* begin RECORDS SHOWN *

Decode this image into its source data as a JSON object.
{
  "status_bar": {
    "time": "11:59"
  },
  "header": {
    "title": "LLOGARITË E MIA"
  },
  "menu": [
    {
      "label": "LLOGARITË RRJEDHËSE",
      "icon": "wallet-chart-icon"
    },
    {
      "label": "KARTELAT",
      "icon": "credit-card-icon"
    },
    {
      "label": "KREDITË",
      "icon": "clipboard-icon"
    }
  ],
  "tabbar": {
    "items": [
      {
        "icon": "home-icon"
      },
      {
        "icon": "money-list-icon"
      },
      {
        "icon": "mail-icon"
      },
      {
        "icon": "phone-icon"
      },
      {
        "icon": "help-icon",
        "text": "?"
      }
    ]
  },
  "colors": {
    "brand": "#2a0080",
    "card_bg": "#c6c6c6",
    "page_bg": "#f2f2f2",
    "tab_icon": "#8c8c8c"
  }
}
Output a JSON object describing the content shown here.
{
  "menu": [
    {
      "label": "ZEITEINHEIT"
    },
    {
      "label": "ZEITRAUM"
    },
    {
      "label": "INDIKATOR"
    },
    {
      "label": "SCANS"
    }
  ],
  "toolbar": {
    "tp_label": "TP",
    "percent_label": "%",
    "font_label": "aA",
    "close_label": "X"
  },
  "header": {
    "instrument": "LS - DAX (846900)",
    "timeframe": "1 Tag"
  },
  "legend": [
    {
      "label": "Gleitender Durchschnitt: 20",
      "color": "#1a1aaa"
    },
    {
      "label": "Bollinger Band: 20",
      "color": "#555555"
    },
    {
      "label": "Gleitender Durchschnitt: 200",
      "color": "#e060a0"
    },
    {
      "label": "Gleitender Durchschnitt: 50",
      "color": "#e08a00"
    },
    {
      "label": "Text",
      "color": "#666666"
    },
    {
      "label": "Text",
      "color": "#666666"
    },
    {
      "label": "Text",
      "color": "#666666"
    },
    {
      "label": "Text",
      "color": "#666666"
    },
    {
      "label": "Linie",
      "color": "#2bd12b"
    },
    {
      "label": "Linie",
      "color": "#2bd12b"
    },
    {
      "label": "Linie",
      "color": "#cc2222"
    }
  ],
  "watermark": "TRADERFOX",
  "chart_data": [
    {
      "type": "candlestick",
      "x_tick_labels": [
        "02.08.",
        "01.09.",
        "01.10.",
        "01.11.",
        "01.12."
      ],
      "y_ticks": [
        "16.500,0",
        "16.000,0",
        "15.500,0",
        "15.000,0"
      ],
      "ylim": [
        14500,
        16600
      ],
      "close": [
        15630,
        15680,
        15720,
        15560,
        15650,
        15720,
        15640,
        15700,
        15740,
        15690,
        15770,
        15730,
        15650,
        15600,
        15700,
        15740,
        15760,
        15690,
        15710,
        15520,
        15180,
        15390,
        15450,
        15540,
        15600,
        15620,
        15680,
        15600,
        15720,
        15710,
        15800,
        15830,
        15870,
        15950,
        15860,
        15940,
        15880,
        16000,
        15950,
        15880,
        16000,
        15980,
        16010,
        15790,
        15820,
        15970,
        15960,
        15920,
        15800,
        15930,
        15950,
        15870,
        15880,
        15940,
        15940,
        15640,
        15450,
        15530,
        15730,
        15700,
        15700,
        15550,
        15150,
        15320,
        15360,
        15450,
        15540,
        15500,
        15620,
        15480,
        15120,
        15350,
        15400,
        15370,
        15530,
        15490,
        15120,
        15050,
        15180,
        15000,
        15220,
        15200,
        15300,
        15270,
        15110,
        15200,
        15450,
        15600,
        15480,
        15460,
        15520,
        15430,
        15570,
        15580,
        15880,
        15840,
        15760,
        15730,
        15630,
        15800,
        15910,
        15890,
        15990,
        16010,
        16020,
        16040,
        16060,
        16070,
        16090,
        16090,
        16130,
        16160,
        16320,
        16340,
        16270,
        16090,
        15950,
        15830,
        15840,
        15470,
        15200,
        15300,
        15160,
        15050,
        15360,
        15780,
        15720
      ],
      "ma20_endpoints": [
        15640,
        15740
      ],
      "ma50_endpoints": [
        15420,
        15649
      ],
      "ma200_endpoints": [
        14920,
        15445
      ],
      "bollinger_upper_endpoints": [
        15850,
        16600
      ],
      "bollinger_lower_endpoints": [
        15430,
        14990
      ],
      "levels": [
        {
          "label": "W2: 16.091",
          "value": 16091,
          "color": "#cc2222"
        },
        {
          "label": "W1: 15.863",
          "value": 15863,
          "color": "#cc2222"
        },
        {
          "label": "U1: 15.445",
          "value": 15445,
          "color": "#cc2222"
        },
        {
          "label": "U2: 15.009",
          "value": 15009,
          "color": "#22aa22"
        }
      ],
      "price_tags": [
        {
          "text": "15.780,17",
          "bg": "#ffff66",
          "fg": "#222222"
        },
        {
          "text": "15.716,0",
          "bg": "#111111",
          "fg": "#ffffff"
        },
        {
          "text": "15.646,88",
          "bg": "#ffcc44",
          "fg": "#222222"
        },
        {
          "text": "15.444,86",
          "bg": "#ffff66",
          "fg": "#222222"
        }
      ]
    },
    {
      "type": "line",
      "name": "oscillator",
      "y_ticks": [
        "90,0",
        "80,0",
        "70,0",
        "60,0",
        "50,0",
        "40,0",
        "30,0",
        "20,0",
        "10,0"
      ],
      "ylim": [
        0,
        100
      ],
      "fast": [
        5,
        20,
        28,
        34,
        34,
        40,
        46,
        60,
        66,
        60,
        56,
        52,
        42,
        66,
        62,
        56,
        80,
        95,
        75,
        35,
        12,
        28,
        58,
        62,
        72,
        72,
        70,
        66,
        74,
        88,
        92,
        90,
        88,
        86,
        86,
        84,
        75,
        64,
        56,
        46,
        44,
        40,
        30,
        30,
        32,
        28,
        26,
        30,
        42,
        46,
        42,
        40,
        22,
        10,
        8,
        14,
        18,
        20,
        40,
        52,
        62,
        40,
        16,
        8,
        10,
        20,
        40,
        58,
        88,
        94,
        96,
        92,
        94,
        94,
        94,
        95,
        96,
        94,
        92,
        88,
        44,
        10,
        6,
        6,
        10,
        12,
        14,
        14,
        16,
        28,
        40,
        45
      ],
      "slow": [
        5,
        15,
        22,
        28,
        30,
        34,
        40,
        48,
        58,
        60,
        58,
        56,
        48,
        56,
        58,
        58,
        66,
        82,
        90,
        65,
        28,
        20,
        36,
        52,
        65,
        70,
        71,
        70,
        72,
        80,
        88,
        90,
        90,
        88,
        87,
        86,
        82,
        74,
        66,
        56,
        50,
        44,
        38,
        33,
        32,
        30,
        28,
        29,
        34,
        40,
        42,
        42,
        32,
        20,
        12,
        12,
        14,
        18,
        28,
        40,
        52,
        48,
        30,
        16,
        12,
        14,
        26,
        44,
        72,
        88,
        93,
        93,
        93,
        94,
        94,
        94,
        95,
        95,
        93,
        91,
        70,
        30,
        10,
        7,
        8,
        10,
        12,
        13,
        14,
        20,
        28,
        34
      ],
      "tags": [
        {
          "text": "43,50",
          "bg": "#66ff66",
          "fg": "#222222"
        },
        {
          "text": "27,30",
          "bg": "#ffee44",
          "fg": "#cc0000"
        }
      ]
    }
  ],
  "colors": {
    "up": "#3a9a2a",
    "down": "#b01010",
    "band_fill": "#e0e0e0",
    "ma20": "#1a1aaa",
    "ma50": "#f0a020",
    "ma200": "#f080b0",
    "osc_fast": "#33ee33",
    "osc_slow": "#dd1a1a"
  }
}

* end RECORDS SHOWN *

→ REQUIREMENTS
Repeat the data precisely, line by line.

→ RESPONSE TO THE TASK
Decode this image into its source data as a JSON object.
{
  "status_bar": {
    "time": "11:59"
  },
  "header": {
    "title": "LLOGARITË E MIA"
  },
  "menu": [
    {
      "label": "LLOGARITË RRJEDHËSE",
      "icon": "wallet-chart-icon"
    },
    {
      "label": "KARTELAT",
      "icon": "credit-card-icon"
    },
    {
      "label": "KREDITË",
      "icon": "clipboard-icon"
    }
  ],
  "tabbar": {
    "items": [
      {
        "icon": "home-icon"
      },
      {
        "icon": "money-list-icon"
      },
      {
        "icon": "mail-icon"
      },
      {
        "icon": "phone-icon"
      },
      {
        "icon": "help-icon",
        "text": "?"
      }
    ]
  },
  "colors": {
    "brand": "#2a0080",
    "card_bg": "#c6c6c6",
    "page_bg": "#f2f2f2",
    "tab_icon": "#8c8c8c"
  }
}
Output a JSON object describing the content shown here.
{
  "menu": [
    {
      "label": "ZEITEINHEIT"
    },
    {
      "label": "ZEITRAUM"
    },
    {
      "label": "INDIKATOR"
    },
    {
      "label": "SCANS"
    }
  ],
  "toolbar": {
    "tp_label": "TP",
    "percent_label": "%",
    "font_label": "aA",
    "close_label": "X"
  },
  "header": {
    "instrument": "LS - DAX (846900)",
    "timeframe": "1 Tag"
  },
  "legend": [
    {
      "label": "Gleitender Durchschnitt: 20",
      "color": "#1a1aaa"
    },
    {
      "label": "Bollinger Band: 20",
      "color": "#555555"
    },
    {
      "label": "Gleitender Durchschnitt: 200",
      "color": "#e060a0"
    },
    {
      "label": "Gleitender Durchschnitt: 50",
      "color": "#e08a00"
    },
    {
      "label": "Text",
      "color": "#666666"
    },
    {
      "label": "Text",
      "color": "#666666"
    },
    {
      "label": "Text",
      "color": "#666666"
    },
    {
      "label": "Text",
      "color": "#666666"
    },
    {
      "label": "Linie",
      "color": "#2bd12b"
    },
    {
      "label": "Linie",
      "color": "#2bd12b"
    },
    {
      "label": "Linie",
      "color": "#cc2222"
    }
  ],
  "watermark": "TRADERFOX",
  "chart_data": [
    {
      "type": "candlestick",
      "x_tick_labels": [
        "02.08.",
        "01.09.",
        "01.10.",
        "01.11.",
        "01.12."
      ],
      "y_ticks": [
        "16.500,0",
        "16.000,0",
        "15.500,0",
        "15.000,0"
      ],
      "ylim": [
        14500,
        16600
      ],
      "close": [
        15630,
        15680,
        15720,
        15560,
        15650,
        15720,
        15640,
        15700,
        15740,
        15690,
        15770,
        15730,
        15650,
        15600,
        15700,
        15740,
        15760,
        15690,
        15710,
        15520,
        15180,
        15390,
        15450,
        15540,
        15600,
        15620,
        15680,
        15600,
        15720,
        15710,
        15800,
        15830,
        15870,
        15950,
        15860,
        15940,
        15880,
        16000,
        15950,
        15880,
        16000,
        15980,
        16010,
        15790,
        15820,
        15970,
        15960,
        15920,
        15800,
        15930,
        15950,
        15870,
        15880,
        15940,
        15940,
        15640,
        15450,
        15530,
        15730,
        15700,
        15700,
        15550,
        15150,
        15320,
        15360,
        15450,
        15540,
        15500,
        15620,
        15480,
        15120,
        15350,
        15400,
        15370,
        15530,
        15490,
        15120,
        15050,
        15180,
        15000,
        15220,
        15200,
        15300,
        15270,
        15110,
        15200,
        15450,
        15600,
        15480,
        15460,
        15520,
        15430,
        15570,
        15580,
        15880,
        15840,
        15760,
        15730,
        15630,
        15800,
        15910,
        15890,
        15990,
        16010,
        16020,
        16040,
        16060,
        16070,
        16090,
        16090,
        16130,
        16160,
        16320,
        16340,
        16270,
        16090,
        15950,
        15830,
        15840,
        15470,
        15200,
        15300,
        15160,
        15050,
        15360,
        15780,
        15720
      ],
      "ma20_endpoints": [
        15640,
        15740
      ],
      "ma50_endpoints": [
        15420,
        15649
      ],
      "ma200_endpoints": [
        14920,
        15445
      ],
      "bollinger_upper_endpoints": [
        15850,
        16600
      ],
      "bollinger_lower_endpoints": [
        15430,
        14990
      ],
      "levels": [
        {
          "label": "W2: 16.091",
          "value": 16091,
          "color": "#cc2222"
        },
        {
          "label": "W1: 15.863",
          "value": 15863,
          "color": "#cc2222"
        },
        {
          "label": "U1: 15.445",
          "value": 15445,
          "color": "#cc2222"
        },
        {
          "label": "U2: 15.009",
          "value": 15009,
          "color": "#22aa22"
        }
      ],
      "price_tags": [
        {
          "text": "15.780,17",
          "bg": "#ffff66",
          "fg": "#222222"
        },
        {
          "text": "15.716,0",
          "bg": "#111111",
          "fg": "#ffffff"
        },
        {
          "text": "15.646,88",
          "bg": "#ffcc44",
          "fg": "#222222"
        },
        {
          "text": "15.444,86",
          "bg": "#ffff66",
          "fg": "#222222"
        }
      ]
    },
    {
      "type": "line",
      "name": "oscillator",
      "y_ticks": [
        "90,0",
        "80,0",
        "70,0",
        "60,0",
        "50,0",
        "40,0",
        "30,0",
        "20,0",
        "10,0"
      ],
      "ylim": [
        0,
        100
      ],
      "fast": [
        5,
        20,
        28,
        34,
        34,
        40,
        46,
        60,
        66,
        60,
        56,
        52,
        42,
        66,
        62,
        56,
        80,
        95,
        75,
        35,
        12,
        28,
        58,
        62,
        72,
        72,
        70,
        66,
        74,
        88,
        92,
        90,
        88,
        86,
        86,
        84,
        75,
        64,
        56,
        46,
        44,
        40,
        30,
        30,
        32,
        28,
        26,
        30,
        42,
        46,
        42,
        40,
        22,
        10,
        8,
        14,
        18,
        20,
        40,
        52,
        62,
        40,
        16,
        8,
        10,
        20,
        40,
        58,
        88,
        94,
        96,
        92,
        94,
        94,
        94,
        95,
        96,
        94,
        92,
        88,
        44,
        10,
        6,
        6,
        10,
        12,
        14,
        14,
        16,
        28,
        40,
        45
      ],
      "slow": [
        5,
        15,
        22,
        28,
        30,
        34,
        40,
        48,
        58,
        60,
        58,
        56,
        48,
        56,
        58,
        58,
        66,
        82,
        90,
        65,
        28,
        20,
        36,
        52,
        65,
        70,
        71,
        70,
        72,
        80,
        88,
        90,
        90,
        88,
        87,
        86,
        82,
        74,
        66,
        56,
        50,
        44,
        38,
        33,
        32,
        30,
        28,
        29,
        34,
        40,
        42,
        42,
        32,
        20,
        12,
        12,
        14,
        18,
        28,
        40,
        52,
        48,
        30,
        16,
        12,
        14,
        26,
        44,
        72,
        88,
        93,
        93,
        93,
        94,
        94,
        94,
        95,
        95,
        93,
        91,
        70,
        30,
        10,
        7,
        8,
        10,
        12,
        13,
        14,
        20,
        28,
        34
      ],
      "tags": [
        {
          "text": "43,50",
          "bg": "#66ff66",
          "fg": "#222222"
        },
        {
          "text": "27,30",
          "bg": "#ffee44",
          "fg": "#cc0000"
        }
      ]
    }
  ],
  "colors": {
    "up": "#3a9a2a",
    "down": "#b01010",
    "band_fill": "#e0e0e0",
    "ma20": "#1a1aaa",
    "ma50": "#f0a020",
    "ma200": "#f080b0",
    "osc_fast": "#33ee33",
    "osc_slow": "#dd1a1a"
  }
}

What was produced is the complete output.